SET PROBLEM
Write out every record in full, exactly as written, please.

Collected data
────────────────

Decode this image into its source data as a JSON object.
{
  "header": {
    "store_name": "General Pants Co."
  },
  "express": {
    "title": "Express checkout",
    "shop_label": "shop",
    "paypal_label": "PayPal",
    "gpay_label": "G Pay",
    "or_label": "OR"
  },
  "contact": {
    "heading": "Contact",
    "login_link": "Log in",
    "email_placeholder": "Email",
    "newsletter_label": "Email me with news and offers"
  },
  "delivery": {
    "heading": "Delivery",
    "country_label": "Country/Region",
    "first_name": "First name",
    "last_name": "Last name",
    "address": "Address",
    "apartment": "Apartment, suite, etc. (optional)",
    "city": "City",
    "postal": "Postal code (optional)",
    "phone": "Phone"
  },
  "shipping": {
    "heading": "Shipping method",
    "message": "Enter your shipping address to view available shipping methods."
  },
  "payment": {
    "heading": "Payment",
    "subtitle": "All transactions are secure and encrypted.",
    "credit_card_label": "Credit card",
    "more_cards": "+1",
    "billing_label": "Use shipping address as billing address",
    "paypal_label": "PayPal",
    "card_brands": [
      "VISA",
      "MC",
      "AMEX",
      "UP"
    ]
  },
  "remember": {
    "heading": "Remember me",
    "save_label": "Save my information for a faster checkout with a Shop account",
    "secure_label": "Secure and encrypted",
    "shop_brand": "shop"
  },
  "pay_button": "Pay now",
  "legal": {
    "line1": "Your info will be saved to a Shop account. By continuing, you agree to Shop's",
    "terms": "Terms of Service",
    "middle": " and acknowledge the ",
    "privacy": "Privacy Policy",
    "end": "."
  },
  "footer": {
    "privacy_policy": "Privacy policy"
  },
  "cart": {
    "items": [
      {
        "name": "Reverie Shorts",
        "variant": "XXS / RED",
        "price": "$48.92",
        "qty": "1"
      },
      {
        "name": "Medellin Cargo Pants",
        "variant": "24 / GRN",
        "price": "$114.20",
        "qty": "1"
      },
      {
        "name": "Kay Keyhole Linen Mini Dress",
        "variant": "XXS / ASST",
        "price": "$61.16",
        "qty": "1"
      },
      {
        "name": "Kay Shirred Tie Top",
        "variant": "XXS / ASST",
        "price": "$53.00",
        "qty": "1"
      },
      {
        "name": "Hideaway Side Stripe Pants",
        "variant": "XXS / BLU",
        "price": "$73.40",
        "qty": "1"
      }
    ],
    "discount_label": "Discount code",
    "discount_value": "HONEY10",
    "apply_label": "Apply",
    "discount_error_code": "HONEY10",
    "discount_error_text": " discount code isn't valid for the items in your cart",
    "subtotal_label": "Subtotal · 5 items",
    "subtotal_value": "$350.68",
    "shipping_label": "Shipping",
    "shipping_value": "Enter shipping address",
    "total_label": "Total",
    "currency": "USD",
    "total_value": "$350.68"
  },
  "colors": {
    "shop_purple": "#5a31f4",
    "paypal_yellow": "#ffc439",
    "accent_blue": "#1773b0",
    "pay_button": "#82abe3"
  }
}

────────────────

EXERCISE ANSWER
Decode this image into its source data as a JSON object.
{
  "header": {
    "store_name": "General Pants Co."
  },
  "express": {
    "title": "Express checkout",
    "shop_label": "shop",
    "paypal_label": "PayPal",
    "gpay_label": "G Pay",
    "or_label": "OR"
  },
  "contact": {
    "heading": "Contact",
    "login_link": "Log in",
    "email_placeholder": "Email",
    "newsletter_label": "Email me with news and offers"
  },
  "delivery": {
    "heading": "Delivery",
    "country_label": "Country/Region",
    "first_name": "First name",
    "last_name": "Last name",
    "address": "Address",
    "apartment": "Apartment, suite, etc. (optional)",
    "city": "City",
    "postal": "Postal code (optional)",
    "phone": "Phone"
  },
  "shipping": {
    "heading": "Shipping method",
    "message": "Enter your shipping address to view available shipping methods."
  },
  "payment": {
    "heading": "Payment",
    "subtitle": "All transactions are secure and encrypted.",
    "credit_card_label": "Credit card",
    "more_cards": "+1",
    "billing_label": "Use shipping address as billing address",
    "paypal_label": "PayPal",
    "card_brands": [
      "VISA",
      "MC",
      "AMEX",
      "UP"
    ]
  },
  "remember": {
    "heading": "Remember me",
    "save_label": "Save my information for a faster checkout with a Shop account",
    "secure_label": "Secure and encrypted",
    "shop_brand": "shop"
  },
  "pay_button": "Pay now",
  "legal": {
    "line1": "Your info will be saved to a Shop account. By continuing, you agree to Shop's",
    "terms": "Terms of Service",
    "middle": " and acknowledge the ",
    "privacy": "Privacy Policy",
    "end": "."
  },
  "footer": {
    "privacy_policy": "Privacy policy"
  },
  "cart": {
    "items": [
      {
        "name": "Reverie Shorts",
        "variant": "XXS / RED",
        "price": "$48.92",
        "qty": "1"
      },
      {
        "name": "Medellin Cargo Pants",
        "variant": "24 / GRN",
        "price": "$114.20",
        "qty": "1"
      },
      {
        "name": "Kay Keyhole Linen Mini Dress",
        "variant": "XXS / ASST",
        "price": "$61.16",
        "qty": "1"
      },
      {
        "name": "Kay Shirred Tie Top",
        "variant": "XXS / ASST",
        "price": "$53.00",
        "qty": "1"
      },
      {
        "name": "Hideaway Side Stripe Pants",
        "variant": "XXS / BLU",
        "price": "$73.40",
        "qty": "1"
      }
    ],
    "discount_label": "Discount code",
    "discount_value": "HONEY10",
    "apply_label": "Apply",
    "discount_error_code": "HONEY10",
    "discount_error_text": " discount code isn't valid for the items in your cart",
    "subtotal_label": "Subtotal · 5 items",
    "subtotal_value": "$350.68",
    "shipping_label": "Shipping",
    "shipping_value": "Enter shipping address",
    "total_label": "Total",
    "currency": "USD",
    "total_value": "$350.68"
  },
  "colors": {
    "shop_purple": "#5a31f4",
    "paypal_yellow": "#ffc439",
    "accent_blue": "#1773b0",
    "pay_button": "#82abe3"
  }
}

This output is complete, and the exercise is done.